Stored items from a collection:
★ ★ ★

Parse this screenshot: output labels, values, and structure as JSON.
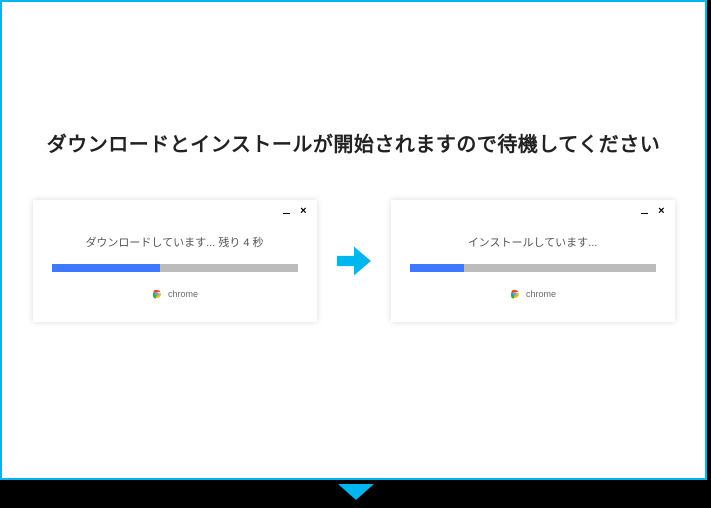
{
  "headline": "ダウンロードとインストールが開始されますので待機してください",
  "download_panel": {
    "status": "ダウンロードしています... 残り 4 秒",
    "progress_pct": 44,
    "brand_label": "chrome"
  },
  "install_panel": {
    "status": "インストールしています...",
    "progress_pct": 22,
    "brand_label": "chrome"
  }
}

★ ★ ★

• EXERCISE DESCRIPTION
Quote the listing above in full, except for the pictures.

• CORRECT OUTPUT
Parse this screenshot: output labels, values, and structure as JSON.
{
  "headline": "ダウンロードとインストールが開始されますので待機してください",
  "download_panel": {
    "status": "ダウンロードしています... 残り 4 秒",
    "progress_pct": 44,
    "brand_label": "chrome"
  },
  "install_panel": {
    "status": "インストールしています...",
    "progress_pct": 22,
    "brand_label": "chrome"
  }
}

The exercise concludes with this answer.